--- BEGIN ---

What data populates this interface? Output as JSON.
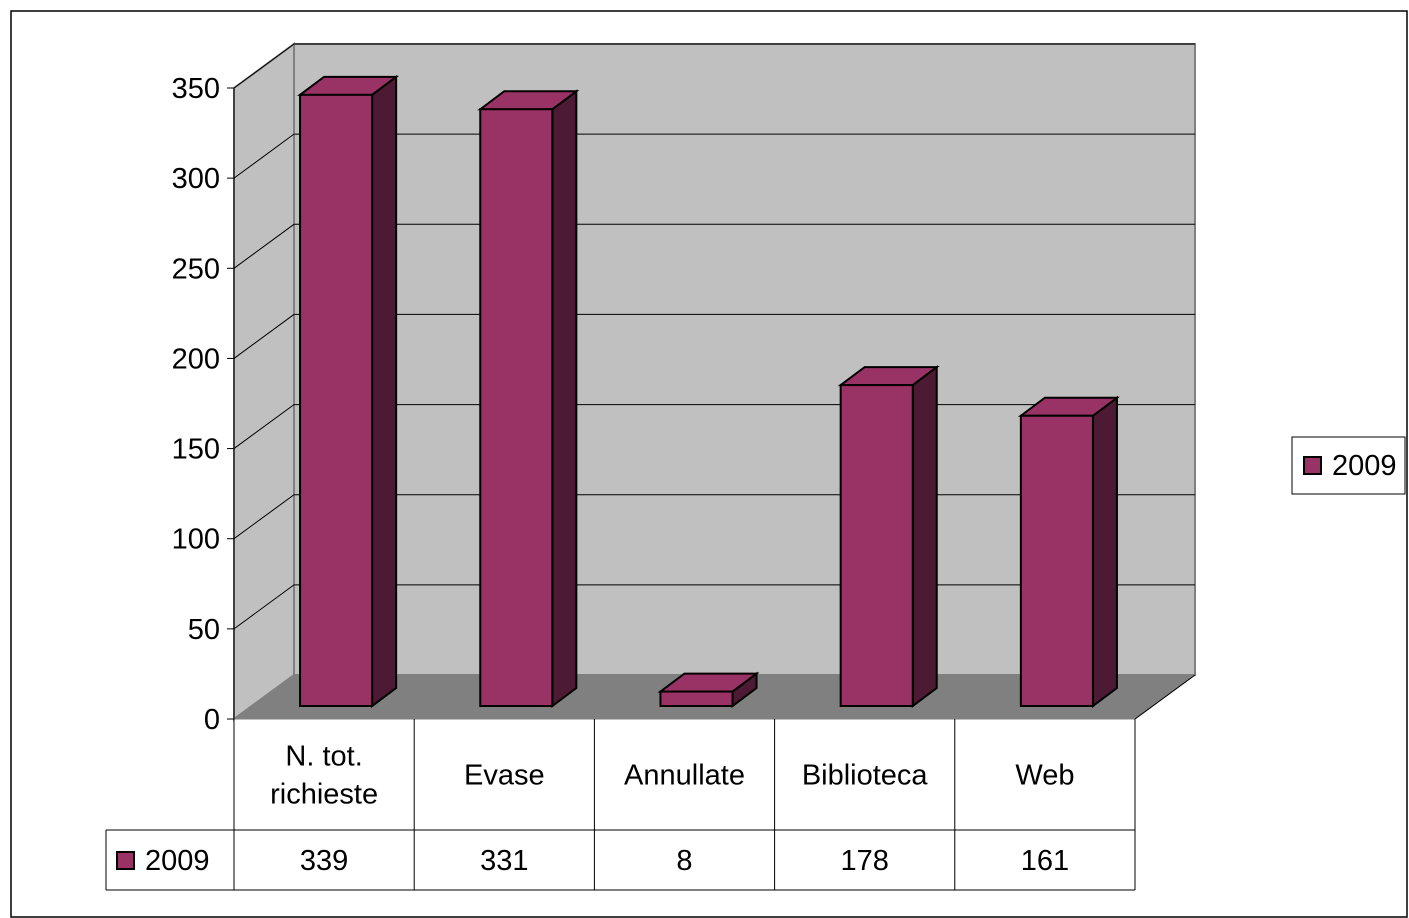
{
  "chart_data": {
    "type": "bar",
    "title": "",
    "xlabel": "",
    "ylabel": "",
    "categories": [
      [
        "N. tot.",
        "richieste"
      ],
      [
        "Evase"
      ],
      [
        "Annullate"
      ],
      [
        "Biblioteca"
      ],
      [
        "Web"
      ]
    ],
    "series": [
      {
        "name": "2009",
        "values": [
          339,
          331,
          8,
          178,
          161
        ],
        "value_labels": [
          "339",
          "331",
          "8",
          "178",
          "161"
        ]
      }
    ],
    "ylim": [
      0,
      350
    ],
    "y_ticks": [
      "0",
      "50",
      "100",
      "150",
      "200",
      "250",
      "300",
      "350"
    ],
    "grid": true,
    "style": "3d-column-with-data-table",
    "legend_position": "right",
    "colors": {
      "bar_front": "#993366",
      "bar_side": "#4d1a33",
      "wall": "#c0c0c0",
      "floor": "#808080",
      "gridline": "#000000"
    }
  }
}
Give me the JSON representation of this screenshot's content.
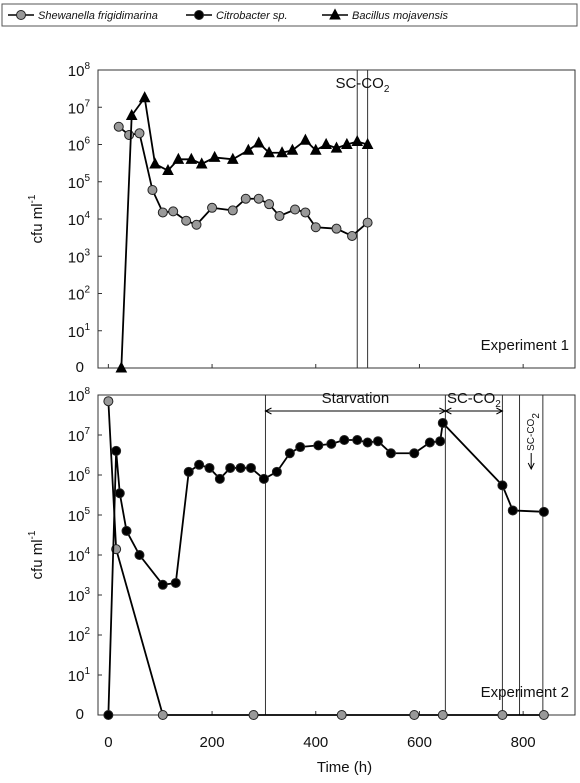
{
  "legend": [
    {
      "name": "Shewanella frigidimarina",
      "marker": "circle",
      "color": "#999999"
    },
    {
      "name": "Citrobacter sp.",
      "marker": "circle",
      "color": "#000000"
    },
    {
      "name": "Bacillus mojavensis",
      "marker": "triangle",
      "color": "#000000"
    }
  ],
  "chart_data": [
    {
      "type": "line",
      "yscale": "log",
      "y_label": {
        "text": "cfu ml",
        "sup": "-1"
      },
      "panel_label": "Experiment 1",
      "annotations": [
        {
          "text": "SC-CO",
          "sub": "2"
        }
      ],
      "vlines": [
        480,
        500
      ],
      "xlim": [
        -20,
        900
      ],
      "xticks": [
        0,
        200,
        400,
        600,
        800
      ],
      "xtick_labels": false,
      "ylim": [
        0,
        100000000
      ],
      "yticks": [
        0,
        {
          "value": 10,
          "label": "10",
          "exponent": "1"
        },
        {
          "value": 100,
          "label": "10",
          "exponent": "2"
        },
        {
          "value": 1000,
          "label": "10",
          "exponent": "3"
        },
        {
          "value": 10000,
          "label": "10",
          "exponent": "4"
        },
        {
          "value": 100000,
          "label": "10",
          "exponent": "5"
        },
        {
          "value": 1000000,
          "label": "10",
          "exponent": "6"
        },
        {
          "value": 10000000,
          "label": "10",
          "exponent": "7"
        },
        {
          "value": 100000000,
          "label": "10",
          "exponent": "8"
        }
      ],
      "series": [
        {
          "marker": "circle",
          "color": "#999999",
          "x": [
            20,
            40,
            60,
            85,
            105,
            125,
            150,
            170,
            200,
            240,
            265,
            290,
            310,
            330,
            360,
            380,
            400,
            440,
            470,
            500
          ],
          "values": [
            3000000,
            1800000,
            2000000,
            60000,
            15000,
            16000,
            9000,
            7000,
            20000,
            17000,
            35000,
            35000,
            25000,
            12000,
            18000,
            15000,
            6000,
            5500,
            3500,
            8000
          ]
        },
        {
          "marker": "triangle",
          "color": "#000000",
          "x": [
            25,
            45,
            70,
            90,
            115,
            135,
            160,
            180,
            205,
            240,
            270,
            290,
            310,
            335,
            355,
            380,
            400,
            420,
            440,
            460,
            480,
            500
          ],
          "values": [
            0,
            6000000,
            18000000,
            300000,
            200000,
            400000,
            400000,
            300000,
            450000,
            400000,
            700000,
            1100000,
            600000,
            600000,
            700000,
            1300000,
            700000,
            1000000,
            800000,
            1000000,
            1200000,
            1000000
          ]
        }
      ]
    },
    {
      "type": "line",
      "yscale": "log",
      "y_label": {
        "text": "cfu ml",
        "sup": "-1"
      },
      "x_label": "Time (h)",
      "panel_label": "Experiment 2",
      "annotations": [
        {
          "text": "Starvation"
        },
        {
          "text": "SC-CO",
          "sub": "2"
        },
        {
          "text": "SC-CO",
          "sub": "2"
        }
      ],
      "vlines": [
        303,
        650,
        760,
        793,
        838
      ],
      "xlim": [
        -20,
        900
      ],
      "xticks": [
        0,
        200,
        400,
        600,
        800
      ],
      "xtick_labels": true,
      "ylim": [
        0,
        100000000
      ],
      "yticks": [
        0,
        {
          "value": 10,
          "label": "10",
          "exponent": "1"
        },
        {
          "value": 100,
          "label": "10",
          "exponent": "2"
        },
        {
          "value": 1000,
          "label": "10",
          "exponent": "3"
        },
        {
          "value": 10000,
          "label": "10",
          "exponent": "4"
        },
        {
          "value": 100000,
          "label": "10",
          "exponent": "5"
        },
        {
          "value": 1000000,
          "label": "10",
          "exponent": "6"
        },
        {
          "value": 10000000,
          "label": "10",
          "exponent": "7"
        },
        {
          "value": 100000000,
          "label": "10",
          "exponent": "8"
        }
      ],
      "series": [
        {
          "marker": "circle",
          "color": "#999999",
          "x": [
            0,
            15,
            105,
            280,
            450,
            590,
            645,
            760,
            840
          ],
          "values": [
            70000000,
            14000,
            0,
            0,
            0,
            0,
            0,
            0,
            0
          ]
        },
        {
          "marker": "circle",
          "color": "#000000",
          "x": [
            0,
            15,
            22,
            35,
            60,
            105,
            130,
            155,
            175,
            195,
            215,
            235,
            255,
            275,
            300,
            325,
            350,
            370,
            405,
            430,
            455,
            480,
            500,
            520,
            545,
            590,
            620,
            640,
            645,
            760,
            780,
            840
          ],
          "values": [
            0,
            4000000,
            350000,
            40000,
            10000,
            1800,
            2000,
            1200000,
            1800000,
            1500000,
            800000,
            1500000,
            1500000,
            1500000,
            800000,
            1200000,
            3500000,
            5000000,
            5500000,
            6000000,
            7500000,
            7500000,
            6500000,
            7000000,
            3500000,
            3500000,
            6500000,
            7000000,
            20000000,
            550000,
            130000,
            120000
          ]
        }
      ]
    }
  ]
}
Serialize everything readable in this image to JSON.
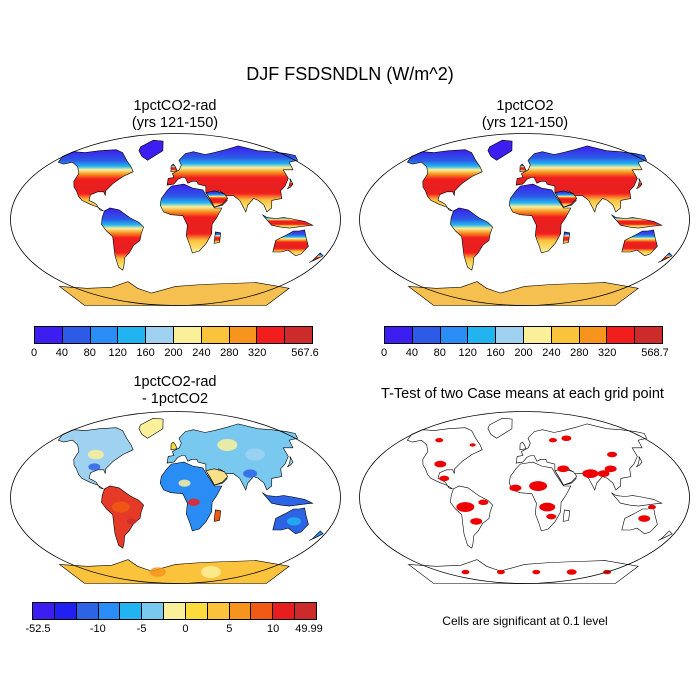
{
  "main_title": "DJF FSDSNDLN (W/m^2)",
  "panels": [
    {
      "title_line1": "1pctCO2-rad",
      "title_line2": "(yrs 121-150)",
      "colorbar": {
        "colors": [
          "#3c1ef0",
          "#2d5ae6",
          "#2a8cf5",
          "#21b4f0",
          "#9fd2f0",
          "#fbf09a",
          "#fbc23c",
          "#f6941e",
          "#f21e1e",
          "#cd2b2b"
        ],
        "labels": [
          "0",
          "40",
          "80",
          "120",
          "160",
          "200",
          "240",
          "280",
          "320",
          "567.6"
        ]
      }
    },
    {
      "title_line1": "1pctCO2",
      "title_line2": "(yrs 121-150)",
      "colorbar": {
        "colors": [
          "#3c1ef0",
          "#2d5ae6",
          "#2a8cf5",
          "#21b4f0",
          "#9fd2f0",
          "#fbf09a",
          "#fbc23c",
          "#f6941e",
          "#f21e1e",
          "#cd2b2b"
        ],
        "labels": [
          "0",
          "40",
          "80",
          "120",
          "160",
          "200",
          "240",
          "280",
          "320",
          "568.7"
        ]
      }
    },
    {
      "title_line1": "1pctCO2-rad",
      "title_line2": "- 1pctCO2",
      "colorbar": {
        "colors": [
          "#3c1ef0",
          "#2020f0",
          "#2d64e6",
          "#2a8cf5",
          "#21b4f0",
          "#78c8f0",
          "#fbf09a",
          "#fbdc3c",
          "#fbc23c",
          "#f6941e",
          "#f05a14",
          "#e61e1e",
          "#cd2b2b"
        ],
        "labels": [
          "-52.5",
          "-10",
          "-5",
          "0",
          "5",
          "10",
          "49.99"
        ]
      }
    },
    {
      "title_line1": "T-Test of two Case means at each grid point",
      "note": "Cells are significant at 0.1 level"
    }
  ],
  "colors": {
    "significance": "#ee0000",
    "coastline": "#000000"
  }
}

--- END ---

◆ EXERCISE TASK:
Find each line that has the word "this", then copy it out.

◆ OUTPUT OF THE TASK:
What data populates this interface? Output as JSON.
Give me the JSON representation of this screenshot's content.
Serialize everything readable in this image to JSON.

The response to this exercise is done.